PROVIDED RECORDS:
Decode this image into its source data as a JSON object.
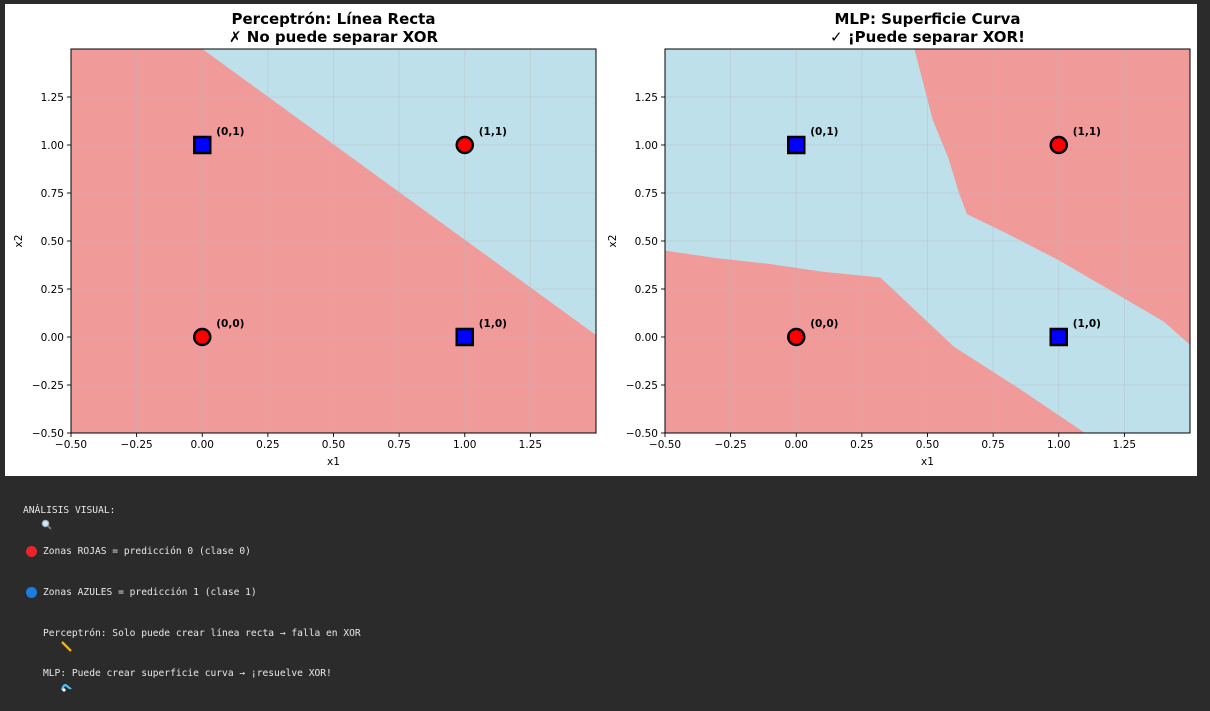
{
  "chart_data": [
    {
      "type": "scatter",
      "title_line1": "Perceptrón: Línea Recta",
      "title_line2": "✗ No puede separar XOR",
      "xlabel": "x1",
      "ylabel": "x2",
      "xlim": [
        -0.5,
        1.5
      ],
      "ylim": [
        -0.5,
        1.5
      ],
      "xticks": [
        -0.5,
        -0.25,
        0.0,
        0.25,
        0.5,
        0.75,
        1.0,
        1.25
      ],
      "yticks": [
        -0.5,
        -0.25,
        0.0,
        0.25,
        0.5,
        0.75,
        1.0,
        1.25
      ],
      "xtick_labels": [
        "−0.50",
        "−0.25",
        "0.00",
        "0.25",
        "0.50",
        "0.75",
        "1.00",
        "1.25"
      ],
      "ytick_labels": [
        "−0.50",
        "−0.25",
        "0.00",
        "0.25",
        "0.50",
        "0.75",
        "1.00",
        "1.25"
      ],
      "grid": true,
      "region_colors": {
        "class0": "#f19a9a",
        "class1": "#bde0ea"
      },
      "points": [
        {
          "x": 0,
          "y": 0,
          "label": "(0,0)",
          "class": 0,
          "marker": "circle",
          "color": "#ff0000"
        },
        {
          "x": 0,
          "y": 1,
          "label": "(0,1)",
          "class": 1,
          "marker": "square",
          "color": "#0000ff"
        },
        {
          "x": 1,
          "y": 0,
          "label": "(1,0)",
          "class": 1,
          "marker": "square",
          "color": "#0000ff"
        },
        {
          "x": 1,
          "y": 1,
          "label": "(1,1)",
          "class": 0,
          "marker": "circle",
          "color": "#ff0000"
        }
      ],
      "class1_region": [
        [
          0.0,
          1.5
        ],
        [
          1.5,
          1.5
        ],
        [
          1.5,
          0.01
        ]
      ]
    },
    {
      "type": "scatter",
      "title_line1": "MLP: Superficie Curva",
      "title_line2": "✓ ¡Puede separar XOR!",
      "xlabel": "x1",
      "ylabel": "x2",
      "xlim": [
        -0.5,
        1.5
      ],
      "ylim": [
        -0.5,
        1.5
      ],
      "xticks": [
        -0.5,
        -0.25,
        0.0,
        0.25,
        0.5,
        0.75,
        1.0,
        1.25
      ],
      "yticks": [
        -0.5,
        -0.25,
        0.0,
        0.25,
        0.5,
        0.75,
        1.0,
        1.25
      ],
      "xtick_labels": [
        "−0.50",
        "−0.25",
        "0.00",
        "0.25",
        "0.50",
        "0.75",
        "1.00",
        "1.25"
      ],
      "ytick_labels": [
        "−0.50",
        "−0.25",
        "0.00",
        "0.25",
        "0.50",
        "0.75",
        "1.00",
        "1.25"
      ],
      "grid": true,
      "region_colors": {
        "class0": "#f19a9a",
        "class1": "#bde0ea"
      },
      "points": [
        {
          "x": 0,
          "y": 0,
          "label": "(0,0)",
          "class": 0,
          "marker": "circle",
          "color": "#ff0000"
        },
        {
          "x": 0,
          "y": 1,
          "label": "(0,1)",
          "class": 1,
          "marker": "square",
          "color": "#0000ff"
        },
        {
          "x": 1,
          "y": 0,
          "label": "(1,0)",
          "class": 1,
          "marker": "square",
          "color": "#0000ff"
        },
        {
          "x": 1,
          "y": 1,
          "label": "(1,1)",
          "class": 0,
          "marker": "circle",
          "color": "#ff0000"
        }
      ],
      "class1_region": [
        [
          -0.5,
          1.5
        ],
        [
          0.45,
          1.5
        ],
        [
          0.52,
          1.13
        ],
        [
          0.58,
          0.93
        ],
        [
          0.62,
          0.75
        ],
        [
          0.65,
          0.64
        ],
        [
          0.8,
          0.54
        ],
        [
          1.0,
          0.4
        ],
        [
          1.2,
          0.24
        ],
        [
          1.4,
          0.08
        ],
        [
          1.5,
          -0.04
        ],
        [
          1.5,
          -0.5
        ],
        [
          1.1,
          -0.5
        ],
        [
          0.85,
          -0.27
        ],
        [
          0.6,
          -0.05
        ],
        [
          0.32,
          0.31
        ],
        [
          0.1,
          0.34
        ],
        [
          -0.1,
          0.38
        ],
        [
          -0.3,
          0.41
        ],
        [
          -0.5,
          0.45
        ]
      ]
    }
  ],
  "output": {
    "header": "ANÁLISIS VISUAL:",
    "line_red": "Zonas ROJAS = predicción 0 (clase 0)",
    "line_blue": "Zonas AZULES = predicción 1 (clase 1)",
    "line_perceptron": "Perceptrón: Solo puede crear línea recta → falla en XOR",
    "line_mlp": "MLP: Puede crear superficie curva → ¡resuelve XOR!"
  }
}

THE REQUEST: Collect each line of the entries that has the word "Zonas", copying it in full.

THE RESPONSE:
    "line_red": "Zonas ROJAS = predicción 0 (clase 0)",
    "line_blue": "Zonas AZULES = predicción 1 (clase 1)",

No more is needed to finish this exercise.